Input data |
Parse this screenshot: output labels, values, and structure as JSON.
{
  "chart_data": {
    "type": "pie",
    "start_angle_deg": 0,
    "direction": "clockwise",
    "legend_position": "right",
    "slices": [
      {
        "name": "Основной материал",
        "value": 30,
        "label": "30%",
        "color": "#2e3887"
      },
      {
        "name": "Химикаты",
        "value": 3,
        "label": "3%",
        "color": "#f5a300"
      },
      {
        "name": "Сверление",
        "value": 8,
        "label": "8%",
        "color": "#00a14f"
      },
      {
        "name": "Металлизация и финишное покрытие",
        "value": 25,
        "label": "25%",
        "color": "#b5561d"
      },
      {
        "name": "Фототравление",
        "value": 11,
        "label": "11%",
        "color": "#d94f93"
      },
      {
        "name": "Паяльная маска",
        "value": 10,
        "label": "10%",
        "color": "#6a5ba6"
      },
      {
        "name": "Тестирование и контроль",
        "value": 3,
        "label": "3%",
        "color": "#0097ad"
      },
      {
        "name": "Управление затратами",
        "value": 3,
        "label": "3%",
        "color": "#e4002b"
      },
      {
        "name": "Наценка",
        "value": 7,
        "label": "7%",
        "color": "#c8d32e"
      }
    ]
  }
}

To do | Show the lines of the data that hold the word "color".

Problem solution |
        "color": "#2e3887"
        "color": "#f5a300"
        "color": "#00a14f"
        "color": "#b5561d"
        "color": "#d94f93"
        "color": "#6a5ba6"
        "color": "#0097ad"
        "color": "#e4002b"
        "color": "#c8d32e"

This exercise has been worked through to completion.